Article:
Von Biber, Heinrich Ignaz Franz
Composer Heinrich Ignaz Franz von Biber (1644–1704) wrote some of the most imaginative music of the Baroque era in Germany. His music increased sharply in popularity between the late 1980s and the early 2000s. A highly talented violinist himself, he wrote difficult music that continues to challenge violinists today, and his music for other instruments was equally original.
Living and working in Austria and in German-speaking Bohemia (now part of the Czech Republic) in the late 1600s, Biber (pronounced BEE-ber) employed unusual and arcane violin techniques such as scordatura (retuning the violin's strings) to produce sounds from the instrument that no other composer has called for, before or since. Working his way up from modest origins—a composer during this period was often considered no more than a servant of a powerful family or ecclesiastical authority—Biber gained renown as deputy music director and later music director to the Archbishop of Salzburg, Maximilian Gandolph von Khuenburg. In later years he redirected his compositional efforts from violin music to the more sumptuous genres of opera and choral music, but many of his later works have unfortunately been lost.

[Excerpts from a layout annotation set]
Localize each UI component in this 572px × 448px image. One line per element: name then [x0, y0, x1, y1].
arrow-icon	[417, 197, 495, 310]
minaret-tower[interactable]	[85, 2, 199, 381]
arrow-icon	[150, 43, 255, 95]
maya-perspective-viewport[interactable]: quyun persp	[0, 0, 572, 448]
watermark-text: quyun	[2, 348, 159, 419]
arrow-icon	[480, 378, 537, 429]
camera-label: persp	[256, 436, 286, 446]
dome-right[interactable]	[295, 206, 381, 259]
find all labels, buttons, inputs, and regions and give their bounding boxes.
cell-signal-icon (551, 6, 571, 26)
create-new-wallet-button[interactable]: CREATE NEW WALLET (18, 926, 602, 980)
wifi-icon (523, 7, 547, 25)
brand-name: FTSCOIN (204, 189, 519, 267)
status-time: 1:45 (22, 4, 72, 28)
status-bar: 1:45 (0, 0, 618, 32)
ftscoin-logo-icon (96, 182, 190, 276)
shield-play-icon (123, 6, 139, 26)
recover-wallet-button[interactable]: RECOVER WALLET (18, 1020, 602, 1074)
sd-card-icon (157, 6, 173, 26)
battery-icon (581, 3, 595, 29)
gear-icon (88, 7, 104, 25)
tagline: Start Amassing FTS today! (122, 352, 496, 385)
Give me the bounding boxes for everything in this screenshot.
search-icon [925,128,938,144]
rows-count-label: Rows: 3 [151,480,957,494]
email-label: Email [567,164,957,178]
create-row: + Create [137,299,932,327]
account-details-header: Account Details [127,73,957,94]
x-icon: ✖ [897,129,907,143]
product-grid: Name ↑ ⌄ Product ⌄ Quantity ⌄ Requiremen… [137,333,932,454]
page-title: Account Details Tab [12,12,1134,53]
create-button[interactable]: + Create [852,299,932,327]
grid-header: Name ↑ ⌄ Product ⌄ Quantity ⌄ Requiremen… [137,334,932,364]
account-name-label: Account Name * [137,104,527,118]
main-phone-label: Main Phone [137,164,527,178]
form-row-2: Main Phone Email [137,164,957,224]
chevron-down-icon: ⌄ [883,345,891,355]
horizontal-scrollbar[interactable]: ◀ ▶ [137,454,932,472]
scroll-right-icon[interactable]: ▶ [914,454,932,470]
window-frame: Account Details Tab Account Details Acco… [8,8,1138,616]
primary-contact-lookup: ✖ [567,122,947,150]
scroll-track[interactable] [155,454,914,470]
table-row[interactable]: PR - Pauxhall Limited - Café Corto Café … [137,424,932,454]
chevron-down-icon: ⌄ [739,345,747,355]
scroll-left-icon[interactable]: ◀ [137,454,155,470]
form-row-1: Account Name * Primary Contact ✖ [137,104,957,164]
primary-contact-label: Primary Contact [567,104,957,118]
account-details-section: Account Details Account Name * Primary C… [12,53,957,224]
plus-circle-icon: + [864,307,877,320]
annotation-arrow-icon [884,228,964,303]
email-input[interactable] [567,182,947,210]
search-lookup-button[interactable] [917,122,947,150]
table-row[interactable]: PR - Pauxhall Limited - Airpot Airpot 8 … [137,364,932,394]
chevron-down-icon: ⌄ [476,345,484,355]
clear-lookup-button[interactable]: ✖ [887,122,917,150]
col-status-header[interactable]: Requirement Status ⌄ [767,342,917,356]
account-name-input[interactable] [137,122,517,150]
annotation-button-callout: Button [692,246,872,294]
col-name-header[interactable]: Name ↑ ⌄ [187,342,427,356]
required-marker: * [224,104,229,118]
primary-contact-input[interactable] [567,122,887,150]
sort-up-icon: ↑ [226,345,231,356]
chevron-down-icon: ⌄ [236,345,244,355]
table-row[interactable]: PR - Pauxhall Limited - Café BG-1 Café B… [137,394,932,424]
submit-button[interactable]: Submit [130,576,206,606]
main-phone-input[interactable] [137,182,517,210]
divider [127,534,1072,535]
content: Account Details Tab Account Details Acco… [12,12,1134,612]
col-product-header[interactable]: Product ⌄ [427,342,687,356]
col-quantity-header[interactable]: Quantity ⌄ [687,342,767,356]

Complete the following:
(a) Answer these questions from the Biber article:
(i) In what years was Biber born and in what year did he die?
(ii) What does the technique of scordatura involve?
(iii) For whom did Biber serve as deputy music director and later music director?
(b) Copy verbatim the stretch of the records from their start through the line containing "page-title: Account Details".
The text and the records have no connection to each other.

Task-by-task answers:
(a)
(i) He was born in 1644 and died in 1704.
(ii) It involves retuning the violin's strings.
(iii) He served the Archbishop of Salzburg, Maximilian Gandolph von Khuenburg.

(b)
Localize each UI component in this 572px × 448px image. One line per element: name then [x0, y0, x1, y1].
arrow-icon	[417, 197, 495, 310]
minaret-tower[interactable]	[85, 2, 199, 381]
arrow-icon	[150, 43, 255, 95]
maya-perspective-viewport[interactable]: quyun persp	[0, 0, 572, 448]
watermark-text: quyun	[2, 348, 159, 419]
arrow-icon	[480, 378, 537, 429]
camera-label: persp	[256, 436, 286, 446]
dome-right[interactable]	[295, 206, 381, 259]
find all labels, buttons, inputs, and regions and give their bounding boxes.
cell-signal-icon (551, 6, 571, 26)
create-new-wallet-button[interactable]: CREATE NEW WALLET (18, 926, 602, 980)
wifi-icon (523, 7, 547, 25)
brand-name: FTSCOIN (204, 189, 519, 267)
status-time: 1:45 (22, 4, 72, 28)
status-bar: 1:45 (0, 0, 618, 32)
ftscoin-logo-icon (96, 182, 190, 276)
shield-play-icon (123, 6, 139, 26)
recover-wallet-button[interactable]: RECOVER WALLET (18, 1020, 602, 1074)
sd-card-icon (157, 6, 173, 26)
battery-icon (581, 3, 595, 29)
gear-icon (88, 7, 104, 25)
tagline: Start Amassing FTS today! (122, 352, 496, 385)
Give me the bounding boxes for everything in this screenshot.
search-icon [925,128,938,144]
rows-count-label: Rows: 3 [151,480,957,494]
email-label: Email [567,164,957,178]
create-row: + Create [137,299,932,327]
account-details-header: Account Details [127,73,957,94]
x-icon: ✖ [897,129,907,143]
product-grid: Name ↑ ⌄ Product ⌄ Quantity ⌄ Requiremen… [137,333,932,454]
page-title: Account Details Tab [12,12,1134,53]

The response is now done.